WHAT THE EXERCISE ASKS
Can you write the next part of the article on the 1891 United States gubernatorial elections, continuing after its final sentence?

SOURCE EXCERPT
※
1891 United States gubernatorial elections

7 governorships
|  | Majority party | Minority party |
| Party | Democratic | Republican |
| Seats before | 27 | 17 |
| Seats after | 25 | 19 |
| Seat change | −2 | +2 |
| Seats up | 7 | 0 |
| Seats won | 5 | 2 |
- Democratic gain Democratic hold Republican gain Republican hold

= 1891 United States gubernatorial elections =

United States gubernatorial elections were held in 1891, in seven states.

Kentucky and Maryland held their gubernatorial elections in odd numbered years, every 4 years, preceding the United States presidential election year. Massachusetts and Rhode Island both elected their respective governors to a single-year term. They would abandon this practice in 1920 and 1912, respectively. Iowa and Ohio at this time held gubernatorial elections in every odd numbered year.

New York at this time elected its governors to a three-year term. This was the last election in which this was the case. The state switched to two-year terms from the 1894 elections.

In Kentucky, the gubernatorial election was held in August for the last time; the next gubernatorial election would be held on the same day as federal elections.
※
DATA ROWS
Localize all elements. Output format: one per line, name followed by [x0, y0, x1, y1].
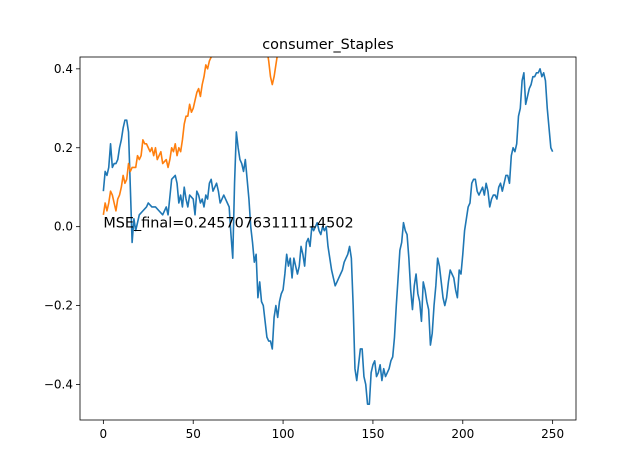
series-line-2	[102, 57, 278, 215]
y-tick-label: −0.4	[44, 377, 73, 391]
plot-frame	[79, 56, 577, 421]
y-tick-label: 0.2	[54, 141, 73, 155]
series-layer	[102, 57, 554, 406]
x-tick-label: 50	[186, 427, 201, 441]
x-axis: 0 50 100 150 200 250	[100, 420, 564, 441]
y-axis: −0.4 −0.2 0.0 0.2 0.4	[44, 62, 80, 391]
x-tick-label: 0	[100, 427, 108, 441]
y-tick-label: 0.0	[54, 220, 73, 234]
x-tick-label: 200	[451, 427, 474, 441]
x-tick-label: 150	[361, 427, 384, 441]
y-tick-label: −0.2	[44, 299, 73, 313]
x-tick-label: 100	[272, 427, 295, 441]
y-tick-label: 0.4	[54, 62, 73, 76]
mse-annotation: MSE_final=0.24570763111114502	[103, 216, 353, 232]
chart-title: consumer_Staples	[262, 37, 394, 53]
x-tick-label: 250	[541, 427, 564, 441]
series-line-1	[102, 68, 554, 406]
※
THE OUTPUT
== Results ==

| State | Incumbent | Party | Status | Opposing candidates |
|---|---|---|---|---|
| Iowa | Horace Boies | Democratic | Re-elected, 49.38% | Hiram C. Wheeler (Republican) 47.43% A. J. Westfall (Populist) 2.97% Isaac T. Gibson (Prohibition) 0.22% |
| Kentucky (held, 3 August 1891) | Simon Bolivar Buckner | Democratic | Term-limited, Democratic victory | John Y. Brown (Democratic) 49.85% Andrew T. Wood (Republican) 40.14% S. B. Erwin (Populist) 8.86% Josiah Harris (Prohibition) 1.14% |
| Maryland | Elihu Emory Jackson | Democratic | Retired, Democratic victory | Frank Brown (Democratic) 56.52% William J. Vannort (Republican) 40.82% Edwin Higgins (Prohibition) 2.67% |
| Massachusetts | William E. Russell | Democratic | Re-elected, 49.12% | Charles Herbert Allen (Republican) 47.11% Charles E. Kimball (Prohibition) 2.79% Henry Winn (Populist) 0.54% Harry W. Robinson (Socialist Labor) 0.44% |
| New York | David B. Hill | Democratic | Retired to take up seat in the U.S. Senate, Democratic victory | Roswell P. Flower (Democratic) 50.13% Jacob Sloat Fassett (Republican) 46.00% Joseph W. Bruce (Prohibition) 2.61% Daniel De Leon (Socialist Labor) 1.26% |
| Ohio | James E. Campbell | Democratic | Defeated, 45.90% | William McKinley (Republican) 48.61% John Seitz (Populist) 2.95% John J. Ashenhurst (Prohibition) 2.54% |
| Rhode Island (held, 1 April 1891) | John W. Davis | Democratic | Defeated, 48.95% | Herbert W. Ladd (Republican) 46.19% John H. Larry (Prohibition) 4.02% Franklin E. Burton (National) 0.85% |

== Bibliography ==
- Glashan, Roy R. (1979). "American Governors and Gubernatorial Elections, 1775-1978"
- "Gubernatorial Elections, 1787-1997" (1998)
- Dubin, Michael J. (2014). "United States Gubernatorial Elections, 1861-1911: The Official Results by State and County"
- "The World Almanac, 1892" (1892)
- McPherson, Edward (1892). "The Tribune Almanac and Political Register for 1892"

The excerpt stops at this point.